— begin DATA FOR PROCESSING —
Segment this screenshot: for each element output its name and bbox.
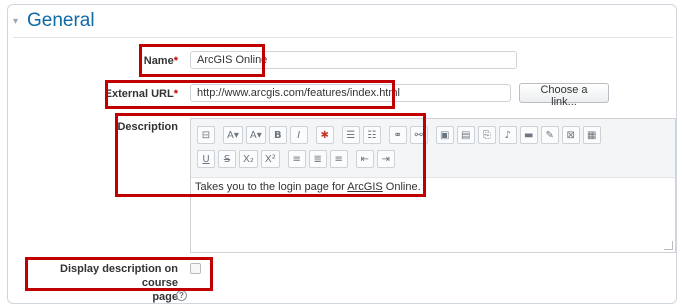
name-label: Name* (118, 55, 178, 67)
section-header-general[interactable]: ▾ General (13, 8, 95, 34)
required-marker: * (173, 88, 178, 100)
display-description-label-line1: Display description on course (60, 263, 178, 289)
indent-icon[interactable]: ⇥ (376, 150, 395, 168)
description-link[interactable]: ArcGIS (347, 181, 382, 193)
superscript-icon[interactable]: X² (260, 150, 280, 168)
paragraph-style-icon[interactable]: A▾ (223, 126, 243, 144)
description-label: Description (117, 121, 178, 133)
section-title: General (27, 10, 95, 31)
strikethrough-icon[interactable]: S (218, 150, 236, 168)
unordered-list-icon[interactable]: ☰ (341, 126, 360, 144)
align-right-icon[interactable]: ≡ (329, 150, 348, 168)
file-icon[interactable]: ⎘ (477, 126, 496, 144)
resize-handle-icon[interactable] (664, 241, 673, 250)
description-text: Takes you to the login page for (195, 181, 348, 193)
editor-content[interactable]: Takes you to the login page for ArcGIS O… (195, 181, 421, 193)
special-char-icon[interactable]: ⊠ (561, 126, 580, 144)
display-description-label: Display description on course page (30, 262, 178, 304)
external-url-input[interactable] (190, 84, 511, 102)
display-description-label-line2: page (152, 291, 178, 303)
external-url-label-text: External URL (104, 88, 174, 100)
description-editor[interactable]: ⊟ A▾ A▾ B I ✱ ☰ ☷ ⚭ ⚯ ▣ ▤ ⎘ ♪ ▬ ✎ ⊠ ▦ U … (190, 118, 676, 253)
bold-icon[interactable]: B (268, 126, 287, 144)
image-icon[interactable]: ▣ (435, 126, 454, 144)
description-text-end: Online. (382, 181, 421, 193)
collapse-caret-icon[interactable]: ▾ (13, 16, 23, 27)
editor-toolbar: ⊟ A▾ A▾ B I ✱ ☰ ☷ ⚭ ⚯ ▣ ▤ ⎘ ♪ ▬ ✎ ⊠ ▦ U … (191, 119, 675, 178)
unlink-icon[interactable]: ⚯ (409, 126, 428, 144)
outdent-icon[interactable]: ⇤ (355, 150, 374, 168)
subscript-icon[interactable]: X₂ (239, 150, 258, 168)
media-icon[interactable]: ▤ (456, 126, 475, 144)
font-style-icon[interactable]: A▾ (245, 126, 266, 144)
name-label-text: Name (143, 55, 174, 67)
underline-icon[interactable]: U (197, 150, 215, 168)
choose-link-button[interactable]: Choose a link... (519, 83, 609, 108)
link-icon[interactable]: ⚭ (388, 126, 407, 144)
audio-icon[interactable]: ♪ (498, 126, 517, 144)
ordered-list-icon[interactable]: ☷ (362, 126, 381, 144)
toolbar-toggle-icon[interactable]: ⊟ (197, 126, 215, 144)
name-input[interactable] (190, 51, 517, 69)
video-icon[interactable]: ▬ (519, 126, 538, 144)
italic-icon[interactable]: I (289, 126, 308, 144)
required-marker: * (173, 55, 178, 67)
table-icon[interactable]: ▦ (582, 126, 601, 144)
align-left-icon[interactable]: ≡ (287, 150, 306, 168)
align-center-icon[interactable]: ≣ (308, 150, 327, 168)
color-icon[interactable]: ✱ (315, 126, 334, 144)
help-icon[interactable]: ? (176, 290, 187, 301)
section-divider (13, 37, 673, 38)
edit-icon[interactable]: ✎ (540, 126, 559, 144)
display-description-checkbox[interactable] (190, 263, 201, 274)
external-url-label: External URL* (100, 88, 178, 100)
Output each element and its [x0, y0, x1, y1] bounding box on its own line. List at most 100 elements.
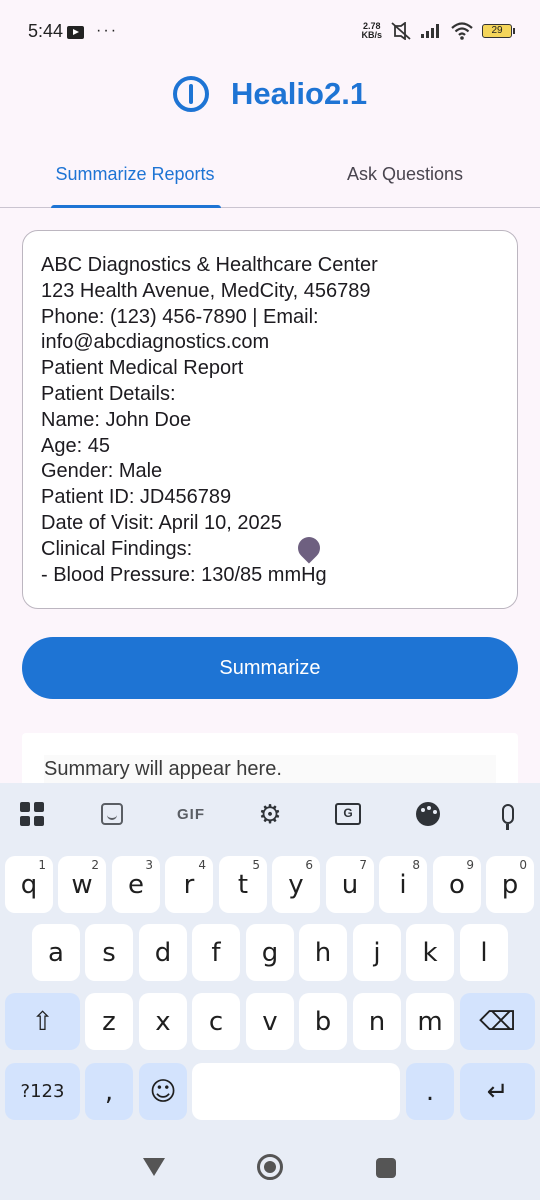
- key-hint: 9: [466, 858, 474, 872]
- key-u[interactable]: u7: [326, 856, 374, 913]
- report-line: Gender: Male: [41, 460, 163, 483]
- key-a[interactable]: a: [32, 924, 80, 981]
- key-hint: 0: [519, 858, 527, 872]
- recent-apps-icon[interactable]: [376, 1158, 396, 1178]
- comma-key[interactable]: ,: [85, 1063, 133, 1120]
- tab-summarize-reports[interactable]: Summarize Reports: [0, 150, 270, 207]
- key-e[interactable]: e3: [112, 856, 160, 913]
- key-label: i: [399, 869, 407, 900]
- report-line: Patient Medical Report: [41, 357, 244, 380]
- key-l[interactable]: l: [460, 924, 508, 981]
- key-s[interactable]: s: [85, 924, 133, 981]
- key-i[interactable]: i8: [379, 856, 427, 913]
- summarize-button[interactable]: Summarize: [22, 637, 518, 699]
- home-icon[interactable]: [257, 1154, 283, 1180]
- apps-grid-icon[interactable]: [17, 799, 47, 829]
- settings-gear-icon[interactable]: ⚙: [255, 799, 285, 829]
- key-z[interactable]: z: [85, 993, 133, 1050]
- key-y[interactable]: y6: [272, 856, 320, 913]
- key-n[interactable]: n: [353, 993, 401, 1050]
- key-hint: 1: [38, 858, 46, 872]
- report-line: Age: 45: [41, 434, 110, 457]
- key-f[interactable]: f: [192, 924, 240, 981]
- status-bar: 5:44 ··· 2.78 KB/s 29: [0, 0, 540, 62]
- key-hint: 6: [305, 858, 313, 872]
- report-line: ABC Diagnostics & Healthcare Center: [41, 254, 378, 276]
- key-w[interactable]: w2: [58, 856, 106, 913]
- key-q[interactable]: q1: [5, 856, 53, 913]
- tab-bar: Summarize Reports Ask Questions: [0, 150, 540, 208]
- key-x[interactable]: x: [139, 993, 187, 1050]
- key-hint: 3: [145, 858, 153, 872]
- gif-label: GIF: [177, 805, 205, 823]
- summarize-button-label: Summarize: [219, 656, 321, 679]
- key-k[interactable]: k: [406, 924, 454, 981]
- key-p[interactable]: p0: [486, 856, 534, 913]
- active-tab-indicator: [51, 205, 221, 208]
- keyboard-toolbar: GIF ⚙ G: [0, 783, 540, 845]
- network-speed-unit: KB/s: [361, 30, 382, 40]
- network-speed: 2.78 KB/s: [361, 22, 382, 40]
- on-screen-keyboard: GIF ⚙ G q1 w2 e3 r4 t5 y6 u7 i8 o9 p0 a …: [0, 783, 540, 1200]
- key-d[interactable]: d: [139, 924, 187, 981]
- tab-ask-questions[interactable]: Ask Questions: [270, 150, 540, 207]
- gif-icon[interactable]: GIF: [170, 799, 212, 829]
- key-r[interactable]: r4: [165, 856, 213, 913]
- summary-output: Summary will appear here.: [44, 755, 496, 783]
- emoji-key[interactable]: ☺: [139, 1063, 187, 1120]
- shift-key[interactable]: ⇧: [5, 993, 80, 1050]
- app-title: Healio2.1: [230, 76, 368, 111]
- key-h[interactable]: h: [299, 924, 347, 981]
- key-label: w: [71, 869, 93, 900]
- muted-icon: [391, 22, 411, 40]
- status-time: 5:44: [28, 20, 64, 41]
- back-icon[interactable]: [143, 1158, 165, 1176]
- microphone-icon[interactable]: [493, 799, 523, 830]
- sticker-icon[interactable]: [97, 799, 127, 829]
- key-label: r: [183, 869, 195, 900]
- battery-icon: 29: [482, 24, 515, 38]
- tab-summarize-reports-label: Summarize Reports: [55, 164, 215, 184]
- status-icons: 2.78 KB/s 29: [361, 22, 515, 40]
- key-hint: 4: [198, 858, 206, 872]
- key-label: e: [128, 869, 144, 900]
- report-line: Patient Details:: [41, 382, 176, 405]
- report-line: info@abcdiagnostics.com: [41, 331, 270, 354]
- key-label: o: [449, 869, 465, 900]
- report-line: Phone: (123) 456-7890 | Email:: [41, 305, 319, 328]
- more-notifications-icon: ···: [96, 22, 119, 39]
- symbols-key[interactable]: ?123: [5, 1063, 80, 1120]
- report-line: Patient ID: JD456789: [41, 486, 232, 509]
- key-label: p: [501, 869, 519, 900]
- system-navigation-bar: [0, 1140, 540, 1200]
- report-line: 123 Health Avenue, MedCity, 456789: [41, 279, 371, 302]
- wifi-icon: [451, 22, 473, 40]
- signal-icon: [421, 24, 439, 38]
- period-key[interactable]: .: [406, 1063, 454, 1120]
- key-label: t: [237, 869, 249, 900]
- translate-icon[interactable]: G: [333, 799, 363, 829]
- media-notification-icon: [67, 25, 85, 39]
- key-label: u: [341, 869, 359, 900]
- key-c[interactable]: c: [192, 993, 240, 1050]
- space-key[interactable]: [192, 1063, 400, 1120]
- key-label: q: [20, 869, 38, 900]
- report-input[interactable]: ABC Diagnostics & Healthcare Center 123 …: [22, 230, 518, 609]
- report-line: Name: John Doe: [41, 408, 192, 431]
- key-v[interactable]: v: [246, 993, 294, 1050]
- key-hint: 2: [91, 858, 99, 872]
- translate-label: G: [335, 803, 361, 825]
- key-hint: 7: [359, 858, 367, 872]
- key-b[interactable]: b: [299, 993, 347, 1050]
- report-line: Date of Visit: April 10, 2025: [41, 511, 282, 534]
- report-line: - Blood Pressure: 130/85 mmHg: [41, 563, 327, 586]
- key-o[interactable]: o9: [433, 856, 481, 913]
- key-hint: 8: [412, 858, 420, 872]
- enter-key[interactable]: ↵: [460, 1063, 535, 1120]
- key-m[interactable]: m: [406, 993, 454, 1050]
- backspace-key[interactable]: ⌫: [460, 993, 535, 1050]
- key-t[interactable]: t5: [219, 856, 267, 913]
- key-j[interactable]: j: [353, 924, 401, 981]
- palette-icon[interactable]: [413, 799, 443, 829]
- key-g[interactable]: g: [246, 924, 294, 981]
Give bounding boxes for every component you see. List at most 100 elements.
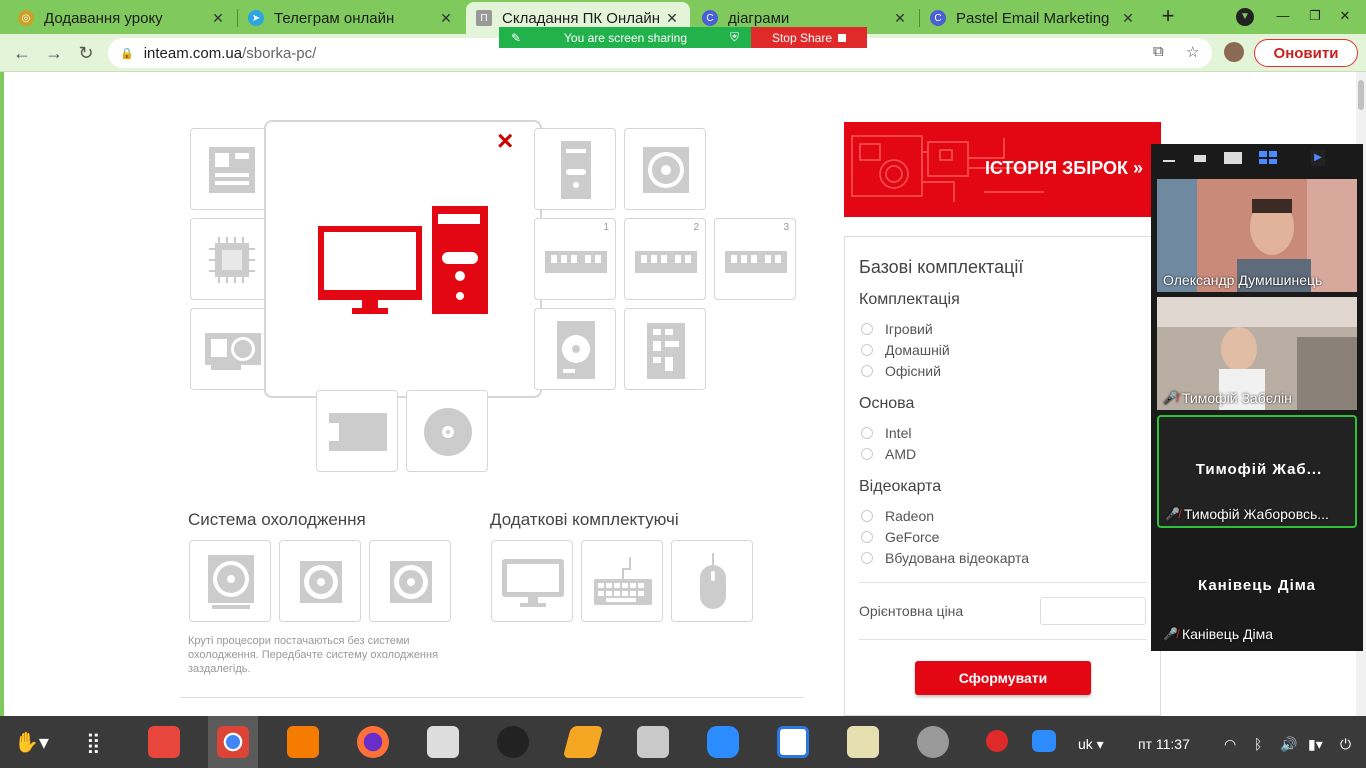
- bluetooth-icon[interactable]: ᛒ: [1254, 736, 1262, 752]
- keyboard-slot[interactable]: [581, 540, 663, 622]
- generate-button[interactable]: Сформувати: [915, 661, 1091, 695]
- zoom-icon[interactable]: [707, 726, 739, 758]
- app-store-icon[interactable]: [287, 726, 319, 758]
- case-fan-slot[interactable]: [279, 540, 361, 622]
- tab-search-icon[interactable]: ▼: [1236, 8, 1254, 26]
- stop-share-button[interactable]: Stop Share: [751, 27, 867, 48]
- tab-telegram[interactable]: ➤ Телеграм онлайн ✕: [238, 2, 464, 34]
- option-ofisnyi[interactable]: Офісний: [861, 363, 941, 379]
- reload-icon[interactable]: ↻: [74, 41, 98, 65]
- mouse-slot[interactable]: [671, 540, 753, 622]
- monitor-icon: [502, 559, 564, 607]
- clock[interactable]: пт 11:37: [1138, 736, 1190, 752]
- speaker-view-icon[interactable]: [1224, 152, 1242, 164]
- radio-button[interactable]: [861, 510, 873, 522]
- power-icon[interactable]: ⏻: [1340, 736, 1351, 753]
- plus-icon[interactable]: +: [1156, 5, 1180, 29]
- participant-tile-speaking[interactable]: Тимофій Жаб... 🎤̸ Тимофій Жаборовсь...: [1157, 415, 1357, 528]
- clear-build-icon[interactable]: ×: [497, 127, 513, 155]
- game-icon[interactable]: [497, 726, 529, 758]
- wifi-icon[interactable]: ◠: [1224, 736, 1236, 753]
- archive-icon[interactable]: [637, 726, 669, 758]
- participant-tile[interactable]: Канівець Діма 🎤̸ Канівець Діма: [1157, 533, 1357, 646]
- tab-dodavannia-uroku[interactable]: ◎ Додавання уроку ✕: [8, 2, 236, 34]
- minimize-icon[interactable]: —: [1274, 8, 1292, 26]
- firefox-icon[interactable]: [357, 726, 389, 758]
- cpu-slot[interactable]: [190, 218, 272, 300]
- translate-icon[interactable]: ⧉: [1153, 43, 1164, 60]
- bookmark-star-icon[interactable]: ☆: [1186, 43, 1199, 61]
- zoom-tray-icon[interactable]: [1032, 730, 1056, 752]
- radio-button[interactable]: [861, 365, 873, 377]
- battery-icon[interactable]: ▮▾: [1308, 736, 1323, 753]
- option-geforce[interactable]: GeForce: [861, 529, 939, 545]
- radio-button[interactable]: [861, 427, 873, 439]
- scrollbar-thumb[interactable]: [1358, 80, 1364, 110]
- radio-button[interactable]: [861, 448, 873, 460]
- option-igrovyi[interactable]: Ігровий: [861, 321, 933, 337]
- document-viewer-icon[interactable]: [777, 726, 809, 758]
- image-viewer-icon[interactable]: [847, 726, 879, 758]
- option-intel[interactable]: Intel: [861, 425, 911, 441]
- calculator-icon[interactable]: [427, 726, 459, 758]
- keyboard-layout[interactable]: uk ▾: [1078, 736, 1104, 753]
- close-tab-icon[interactable]: ✕: [664, 10, 680, 27]
- forward-arrow-icon[interactable]: →: [42, 41, 66, 65]
- profile-avatar[interactable]: [1224, 42, 1244, 62]
- ram-slot-1[interactable]: 1: [534, 218, 616, 300]
- pin-icon[interactable]: ✎: [511, 31, 521, 45]
- restore-icon[interactable]: ❐: [1306, 8, 1324, 26]
- option-integrated[interactable]: Вбудована відеокарта: [861, 550, 1029, 566]
- app-menu-icon[interactable]: ✋▾: [14, 730, 49, 755]
- ram-slot-2[interactable]: 2: [624, 218, 706, 300]
- close-window-icon[interactable]: ✕: [1336, 8, 1354, 26]
- chrome-icon[interactable]: [217, 726, 249, 758]
- canva-icon: C: [930, 10, 946, 26]
- close-tab-icon[interactable]: ✕: [210, 10, 226, 27]
- option-domashnii[interactable]: Домашній: [861, 342, 950, 358]
- anydesk-icon[interactable]: [148, 726, 180, 758]
- close-tab-icon[interactable]: ✕: [438, 10, 454, 27]
- lock-icon: 🔒: [120, 47, 134, 60]
- settings-gear-icon[interactable]: [917, 726, 949, 758]
- psu-slot[interactable]: [624, 128, 706, 210]
- grid-cell: [1269, 158, 1277, 164]
- back-arrow-icon[interactable]: ←: [10, 41, 34, 65]
- option-radeon[interactable]: Radeon: [861, 508, 934, 524]
- option-amd[interactable]: AMD: [861, 446, 916, 462]
- case-fan-slot-2[interactable]: [369, 540, 451, 622]
- monitor-slot[interactable]: [491, 540, 573, 622]
- radio-button[interactable]: [861, 531, 873, 543]
- minimize-icon[interactable]: [1163, 160, 1175, 162]
- radio-button[interactable]: [861, 344, 873, 356]
- hide-video-icon[interactable]: [1194, 155, 1206, 162]
- participant-tile[interactable]: 🎤̸ Тимофій Забєлін: [1157, 297, 1357, 410]
- gallery-view-icon[interactable]: [1259, 151, 1277, 164]
- participant-tile[interactable]: Олександр Думишинець: [1157, 179, 1357, 292]
- radio-button[interactable]: [861, 323, 873, 335]
- typora-icon[interactable]: [562, 726, 604, 758]
- update-button[interactable]: Оновити: [1254, 39, 1358, 67]
- optical-drive-slot[interactable]: [406, 390, 488, 472]
- volume-icon[interactable]: 🔊: [1280, 736, 1297, 753]
- close-tab-icon[interactable]: ✕: [892, 10, 908, 27]
- hdd-slot[interactable]: [534, 308, 616, 390]
- tab-pastel-email[interactable]: C Pastel Email Marketing ✕: [920, 2, 1146, 34]
- build-history-banner[interactable]: ІСТОРІЯ ЗБІРОК »: [844, 122, 1161, 217]
- next-page-icon[interactable]: ▶: [1311, 150, 1325, 166]
- stop-share-label: Stop Share: [771, 30, 833, 45]
- do-not-disturb-icon[interactable]: [986, 730, 1008, 752]
- case-slot[interactable]: [534, 128, 616, 210]
- price-field[interactable]: [1040, 597, 1146, 625]
- gpu-slot[interactable]: [190, 308, 272, 390]
- cpu-cooler-slot[interactable]: [189, 540, 271, 622]
- participant-name: Тимофій Забєлін: [1181, 390, 1292, 406]
- app-grid-icon[interactable]: ⣿: [86, 730, 101, 755]
- motherboard-slot[interactable]: [190, 128, 272, 210]
- ram-slot-3[interactable]: 3: [714, 218, 796, 300]
- tab-title: Складання ПК Онлайн: [502, 9, 661, 27]
- radio-button[interactable]: [861, 552, 873, 564]
- close-tab-icon[interactable]: ✕: [1120, 10, 1136, 27]
- card-reader-slot[interactable]: [316, 390, 398, 472]
- ssd-slot[interactable]: [624, 308, 706, 390]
— end DATA FOR PROCESSING —
• [TASK TO CARRY OUT]: Write out the listing from the line with "- key-hint: 9: [466, 858, 474, 872]" through the line with "- summary-output: Summary", both of those lines included, copying each line without any change.

• [FULL SOLUTION]:
- key-hint: 9: [466, 858, 474, 872]
- key-u[interactable]: u7: [326, 856, 374, 913]
- report-line: Gender: Male: [41, 460, 163, 483]
- key-a[interactable]: a: [32, 924, 80, 981]
- key-hint: 0: [519, 858, 527, 872]
- recent-apps-icon[interactable]: [376, 1158, 396, 1178]
- comma-key[interactable]: ,: [85, 1063, 133, 1120]
- tab-summarize-reports[interactable]: Summarize Reports: [0, 150, 270, 207]
- key-e[interactable]: e3: [112, 856, 160, 913]
- key-label: i: [399, 869, 407, 900]
- report-line: Patient Medical Report: [41, 357, 244, 380]
- key-l[interactable]: l: [460, 924, 508, 981]
- key-s[interactable]: s: [85, 924, 133, 981]
- key-i[interactable]: i8: [379, 856, 427, 913]
- summarize-button[interactable]: Summarize: [22, 637, 518, 699]
- home-icon[interactable]: [257, 1154, 283, 1180]
- apps-grid-icon[interactable]: [17, 799, 47, 829]
- settings-gear-icon[interactable]: ⚙: [255, 799, 285, 829]
- key-z[interactable]: z: [85, 993, 133, 1050]
- key-y[interactable]: y6: [272, 856, 320, 913]
- key-n[interactable]: n: [353, 993, 401, 1050]
- key-hint: 1: [38, 858, 46, 872]
- report-line: Age: 45: [41, 434, 110, 457]
- key-f[interactable]: f: [192, 924, 240, 981]
- status-bar: 5:44 ··· 2.78 KB/s 29: [0, 0, 540, 62]
- key-hint: 6: [305, 858, 313, 872]
- report-line: ABC Diagnostics & Healthcare Center: [41, 254, 378, 276]
- key-w[interactable]: w2: [58, 856, 106, 913]
- key-q[interactable]: q1: [5, 856, 53, 913]
- tab-bar: Summarize Reports Ask Questions: [0, 150, 540, 208]
- key-x[interactable]: x: [139, 993, 187, 1050]
- key-hint: 3: [145, 858, 153, 872]
- gif-label: GIF: [177, 805, 205, 823]
- summarize-button-label: Summarize: [219, 656, 321, 679]
- key-k[interactable]: k: [406, 924, 454, 981]
- key-p[interactable]: p0: [486, 856, 534, 913]
- active-tab-indicator: [51, 205, 221, 208]
- keyboard-toolbar: GIF ⚙ G: [0, 783, 540, 845]
- network-speed-unit: KB/s: [361, 30, 382, 40]
- network-speed: 2.78 KB/s: [361, 22, 382, 40]
- on-screen-keyboard: GIF ⚙ G q1 w2 e3 r4 t5 y6 u7 i8 o9 p0 a …: [0, 783, 540, 1200]
- key-d[interactable]: d: [139, 924, 187, 981]
- tab-ask-questions[interactable]: Ask Questions: [270, 150, 540, 207]
- gif-icon[interactable]: GIF: [170, 799, 212, 829]
- key-r[interactable]: r4: [165, 856, 213, 913]
- summary-output: Summary will appear here.: [44, 755, 496, 783]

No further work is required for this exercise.